-------- Input material --------

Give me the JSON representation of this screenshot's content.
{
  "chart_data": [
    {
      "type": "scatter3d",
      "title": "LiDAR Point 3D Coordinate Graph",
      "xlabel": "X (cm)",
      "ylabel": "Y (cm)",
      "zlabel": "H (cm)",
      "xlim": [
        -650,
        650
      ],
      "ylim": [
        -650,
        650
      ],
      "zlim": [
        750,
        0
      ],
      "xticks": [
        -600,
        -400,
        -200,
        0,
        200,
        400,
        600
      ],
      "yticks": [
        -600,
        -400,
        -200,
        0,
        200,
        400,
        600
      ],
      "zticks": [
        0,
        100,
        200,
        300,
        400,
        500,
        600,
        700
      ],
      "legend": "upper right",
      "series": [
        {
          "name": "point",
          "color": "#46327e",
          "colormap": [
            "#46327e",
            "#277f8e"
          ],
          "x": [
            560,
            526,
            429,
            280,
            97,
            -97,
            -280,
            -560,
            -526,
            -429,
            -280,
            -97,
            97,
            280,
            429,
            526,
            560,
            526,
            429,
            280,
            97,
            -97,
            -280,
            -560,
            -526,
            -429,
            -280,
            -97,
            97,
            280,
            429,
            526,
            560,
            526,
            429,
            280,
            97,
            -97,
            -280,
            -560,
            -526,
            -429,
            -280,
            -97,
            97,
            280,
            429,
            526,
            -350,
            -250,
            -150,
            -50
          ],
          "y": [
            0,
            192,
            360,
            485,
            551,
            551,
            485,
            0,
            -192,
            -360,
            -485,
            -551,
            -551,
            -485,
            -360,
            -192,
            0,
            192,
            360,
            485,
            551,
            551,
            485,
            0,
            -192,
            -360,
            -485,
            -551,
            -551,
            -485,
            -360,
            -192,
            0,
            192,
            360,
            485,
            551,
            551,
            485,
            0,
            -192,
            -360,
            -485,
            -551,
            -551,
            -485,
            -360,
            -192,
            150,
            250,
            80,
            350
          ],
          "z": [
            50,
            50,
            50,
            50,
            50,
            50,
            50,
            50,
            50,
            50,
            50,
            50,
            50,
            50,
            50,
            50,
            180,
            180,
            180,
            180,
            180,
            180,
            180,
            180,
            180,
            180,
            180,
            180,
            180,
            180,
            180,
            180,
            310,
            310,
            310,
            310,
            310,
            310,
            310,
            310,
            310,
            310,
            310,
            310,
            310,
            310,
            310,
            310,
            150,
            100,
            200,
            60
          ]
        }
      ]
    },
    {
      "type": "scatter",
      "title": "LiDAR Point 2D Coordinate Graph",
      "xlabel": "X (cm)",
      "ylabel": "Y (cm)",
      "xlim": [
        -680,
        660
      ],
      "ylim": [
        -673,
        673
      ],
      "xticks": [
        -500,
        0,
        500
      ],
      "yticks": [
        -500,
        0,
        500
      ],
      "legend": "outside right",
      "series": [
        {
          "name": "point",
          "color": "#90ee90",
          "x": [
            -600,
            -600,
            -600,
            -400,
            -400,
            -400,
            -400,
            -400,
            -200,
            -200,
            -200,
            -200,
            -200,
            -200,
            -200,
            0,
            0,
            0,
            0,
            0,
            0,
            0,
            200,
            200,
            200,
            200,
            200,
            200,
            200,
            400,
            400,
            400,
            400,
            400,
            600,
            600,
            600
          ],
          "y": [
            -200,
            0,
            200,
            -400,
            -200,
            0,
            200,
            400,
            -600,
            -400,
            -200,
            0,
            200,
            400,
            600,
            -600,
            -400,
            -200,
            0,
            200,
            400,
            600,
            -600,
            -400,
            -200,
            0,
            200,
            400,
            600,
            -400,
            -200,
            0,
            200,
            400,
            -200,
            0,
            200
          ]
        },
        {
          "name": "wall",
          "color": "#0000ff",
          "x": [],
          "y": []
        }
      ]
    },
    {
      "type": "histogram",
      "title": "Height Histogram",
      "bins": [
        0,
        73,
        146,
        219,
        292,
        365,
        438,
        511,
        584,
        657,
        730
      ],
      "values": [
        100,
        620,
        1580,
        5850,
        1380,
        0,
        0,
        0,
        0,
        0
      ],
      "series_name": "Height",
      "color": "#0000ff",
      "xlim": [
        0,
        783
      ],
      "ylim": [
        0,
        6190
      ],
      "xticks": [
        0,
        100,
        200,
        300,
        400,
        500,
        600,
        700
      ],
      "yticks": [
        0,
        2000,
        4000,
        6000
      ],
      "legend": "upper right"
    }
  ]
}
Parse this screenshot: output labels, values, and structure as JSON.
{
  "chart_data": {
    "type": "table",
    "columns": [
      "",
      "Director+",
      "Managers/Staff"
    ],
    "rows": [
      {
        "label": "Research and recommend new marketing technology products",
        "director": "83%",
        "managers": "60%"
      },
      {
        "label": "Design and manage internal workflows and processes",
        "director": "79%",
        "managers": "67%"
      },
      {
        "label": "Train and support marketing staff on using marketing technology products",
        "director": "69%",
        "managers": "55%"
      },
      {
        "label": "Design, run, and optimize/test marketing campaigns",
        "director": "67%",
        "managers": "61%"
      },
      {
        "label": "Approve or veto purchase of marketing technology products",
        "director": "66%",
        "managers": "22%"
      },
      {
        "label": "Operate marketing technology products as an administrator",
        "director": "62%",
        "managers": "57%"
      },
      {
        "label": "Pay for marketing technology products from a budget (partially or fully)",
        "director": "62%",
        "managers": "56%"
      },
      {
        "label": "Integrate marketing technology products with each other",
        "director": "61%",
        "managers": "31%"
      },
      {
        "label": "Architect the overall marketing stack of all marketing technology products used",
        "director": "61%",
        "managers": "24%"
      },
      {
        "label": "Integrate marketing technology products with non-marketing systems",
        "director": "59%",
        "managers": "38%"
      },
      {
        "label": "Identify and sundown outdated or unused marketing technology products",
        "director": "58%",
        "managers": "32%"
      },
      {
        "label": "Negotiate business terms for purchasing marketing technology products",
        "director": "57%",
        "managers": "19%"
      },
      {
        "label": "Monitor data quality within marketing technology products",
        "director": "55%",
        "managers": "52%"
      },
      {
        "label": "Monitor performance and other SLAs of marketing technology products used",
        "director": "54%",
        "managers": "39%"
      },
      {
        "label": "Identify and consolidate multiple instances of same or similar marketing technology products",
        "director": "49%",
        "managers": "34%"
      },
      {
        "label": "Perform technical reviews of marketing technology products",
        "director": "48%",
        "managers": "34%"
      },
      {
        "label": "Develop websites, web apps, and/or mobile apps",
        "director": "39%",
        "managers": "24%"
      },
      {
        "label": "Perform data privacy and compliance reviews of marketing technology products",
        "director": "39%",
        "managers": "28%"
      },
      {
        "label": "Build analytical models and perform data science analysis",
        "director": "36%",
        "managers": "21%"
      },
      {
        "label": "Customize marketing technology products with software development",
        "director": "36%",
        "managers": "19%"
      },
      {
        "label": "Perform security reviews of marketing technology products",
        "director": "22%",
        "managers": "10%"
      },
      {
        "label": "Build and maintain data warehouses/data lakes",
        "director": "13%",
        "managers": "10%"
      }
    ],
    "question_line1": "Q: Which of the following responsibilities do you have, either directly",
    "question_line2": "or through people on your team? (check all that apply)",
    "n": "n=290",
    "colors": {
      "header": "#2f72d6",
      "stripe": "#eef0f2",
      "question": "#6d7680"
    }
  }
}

--------

* [Written problem]: Each of the records should be retyped exactly.

* [Reply to the task]:
Give me the JSON representation of this screenshot's content.
{
  "chart_data": [
    {
      "type": "scatter3d",
      "title": "LiDAR Point 3D Coordinate Graph",
      "xlabel": "X (cm)",
      "ylabel": "Y (cm)",
      "zlabel": "H (cm)",
      "xlim": [
        -650,
        650
      ],
      "ylim": [
        -650,
        650
      ],
      "zlim": [
        750,
        0
      ],
      "xticks": [
        -600,
        -400,
        -200,
        0,
        200,
        400,
        600
      ],
      "yticks": [
        -600,
        -400,
        -200,
        0,
        200,
        400,
        600
      ],
      "zticks": [
        0,
        100,
        200,
        300,
        400,
        500,
        600,
        700
      ],
      "legend": "upper right",
      "series": [
        {
          "name": "point",
          "color": "#46327e",
          "colormap": [
            "#46327e",
            "#277f8e"
          ],
          "x": [
            560,
            526,
            429,
            280,
            97,
            -97,
            -280,
            -560,
            -526,
            -429,
            -280,
            -97,
            97,
            280,
            429,
            526,
            560,
            526,
            429,
            280,
            97,
            -97,
            -280,
            -560,
            -526,
            -429,
            -280,
            -97,
            97,
            280,
            429,
            526,
            560,
            526,
            429,
            280,
            97,
            -97,
            -280,
            -560,
            -526,
            -429,
            -280,
            -97,
            97,
            280,
            429,
            526,
            -350,
            -250,
            -150,
            -50
          ],
          "y": [
            0,
            192,
            360,
            485,
            551,
            551,
            485,
            0,
            -192,
            -360,
            -485,
            -551,
            -551,
            -485,
            -360,
            -192,
            0,
            192,
            360,
            485,
            551,
            551,
            485,
            0,
            -192,
            -360,
            -485,
            -551,
            -551,
            -485,
            -360,
            -192,
            0,
            192,
            360,
            485,
            551,
            551,
            485,
            0,
            -192,
            -360,
            -485,
            -551,
            -551,
            -485,
            -360,
            -192,
            150,
            250,
            80,
            350
          ],
          "z": [
            50,
            50,
            50,
            50,
            50,
            50,
            50,
            50,
            50,
            50,
            50,
            50,
            50,
            50,
            50,
            50,
            180,
            180,
            180,
            180,
            180,
            180,
            180,
            180,
            180,
            180,
            180,
            180,
            180,
            180,
            180,
            180,
            310,
            310,
            310,
            310,
            310,
            310,
            310,
            310,
            310,
            310,
            310,
            310,
            310,
            310,
            310,
            310,
            150,
            100,
            200,
            60
          ]
        }
      ]
    },
    {
      "type": "scatter",
      "title": "LiDAR Point 2D Coordinate Graph",
      "xlabel": "X (cm)",
      "ylabel": "Y (cm)",
      "xlim": [
        -680,
        660
      ],
      "ylim": [
        -673,
        673
      ],
      "xticks": [
        -500,
        0,
        500
      ],
      "yticks": [
        -500,
        0,
        500
      ],
      "legend": "outside right",
      "series": [
        {
          "name": "point",
          "color": "#90ee90",
          "x": [
            -600,
            -600,
            -600,
            -400,
            -400,
            -400,
            -400,
            -400,
            -200,
            -200,
            -200,
            -200,
            -200,
            -200,
            -200,
            0,
            0,
            0,
            0,
            0,
            0,
            0,
            200,
            200,
            200,
            200,
            200,
            200,
            200,
            400,
            400,
            400,
            400,
            400,
            600,
            600,
            600
          ],
          "y": [
            -200,
            0,
            200,
            -400,
            -200,
            0,
            200,
            400,
            -600,
            -400,
            -200,
            0,
            200,
            400,
            600,
            -600,
            -400,
            -200,
            0,
            200,
            400,
            600,
            -600,
            -400,
            -200,
            0,
            200,
            400,
            600,
            -400,
            -200,
            0,
            200,
            400,
            -200,
            0,
            200
          ]
        },
        {
          "name": "wall",
          "color": "#0000ff",
          "x": [],
          "y": []
        }
      ]
    },
    {
      "type": "histogram",
      "title": "Height Histogram",
      "bins": [
        0,
        73,
        146,
        219,
        292,
        365,
        438,
        511,
        584,
        657,
        730
      ],
      "values": [
        100,
        620,
        1580,
        5850,
        1380,
        0,
        0,
        0,
        0,
        0
      ],
      "series_name": "Height",
      "color": "#0000ff",
      "xlim": [
        0,
        783
      ],
      "ylim": [
        0,
        6190
      ],
      "xticks": [
        0,
        100,
        200,
        300,
        400,
        500,
        600,
        700
      ],
      "yticks": [
        0,
        2000,
        4000,
        6000
      ],
      "legend": "upper right"
    }
  ]
}
Parse this screenshot: output labels, values, and structure as JSON.
{
  "chart_data": {
    "type": "table",
    "columns": [
      "",
      "Director+",
      "Managers/Staff"
    ],
    "rows": [
      {
        "label": "Research and recommend new marketing technology products",
        "director": "83%",
        "managers": "60%"
      },
      {
        "label": "Design and manage internal workflows and processes",
        "director": "79%",
        "managers": "67%"
      },
      {
        "label": "Train and support marketing staff on using marketing technology products",
        "director": "69%",
        "managers": "55%"
      },
      {
        "label": "Design, run, and optimize/test marketing campaigns",
        "director": "67%",
        "managers": "61%"
      },
      {
        "label": "Approve or veto purchase of marketing technology products",
        "director": "66%",
        "managers": "22%"
      },
      {
        "label": "Operate marketing technology products as an administrator",
        "director": "62%",
        "managers": "57%"
      },
      {
        "label": "Pay for marketing technology products from a budget (partially or fully)",
        "director": "62%",
        "managers": "56%"
      },
      {
        "label": "Integrate marketing technology products with each other",
        "director": "61%",
        "managers": "31%"
      },
      {
        "label": "Architect the overall marketing stack of all marketing technology products used",
        "director": "61%",
        "managers": "24%"
      },
      {
        "label": "Integrate marketing technology products with non-marketing systems",
        "director": "59%",
        "managers": "38%"
      },
      {
        "label": "Identify and sundown outdated or unused marketing technology products",
        "director": "58%",
        "managers": "32%"
      },
      {
        "label": "Negotiate business terms for purchasing marketing technology products",
        "director": "57%",
        "managers": "19%"
      },
      {
        "label": "Monitor data quality within marketing technology products",
        "director": "55%",
        "managers": "52%"
      },
      {
        "label": "Monitor performance and other SLAs of marketing technology products used",
        "director": "54%",
        "managers": "39%"
      },
      {
        "label": "Identify and consolidate multiple instances of same or similar marketing technology products",
        "director": "49%",
        "managers": "34%"
      },
      {
        "label": "Perform technical reviews of marketing technology products",
        "director": "48%",
        "managers": "34%"
      },
      {
        "label": "Develop websites, web apps, and/or mobile apps",
        "director": "39%",
        "managers": "24%"
      },
      {
        "label": "Perform data privacy and compliance reviews of marketing technology products",
        "director": "39%",
        "managers": "28%"
      },
      {
        "label": "Build analytical models and perform data science analysis",
        "director": "36%",
        "managers": "21%"
      },
      {
        "label": "Customize marketing technology products with software development",
        "director": "36%",
        "managers": "19%"
      },
      {
        "label": "Perform security reviews of marketing technology products",
        "director": "22%",
        "managers": "10%"
      },
      {
        "label": "Build and maintain data warehouses/data lakes",
        "director": "13%",
        "managers": "10%"
      }
    ],
    "question_line1": "Q: Which of the following responsibilities do you have, either directly",
    "question_line2": "or through people on your team? (check all that apply)",
    "n": "n=290",
    "colors": {
      "header": "#2f72d6",
      "stripe": "#eef0f2",
      "question": "#6d7680"
    }
  }
}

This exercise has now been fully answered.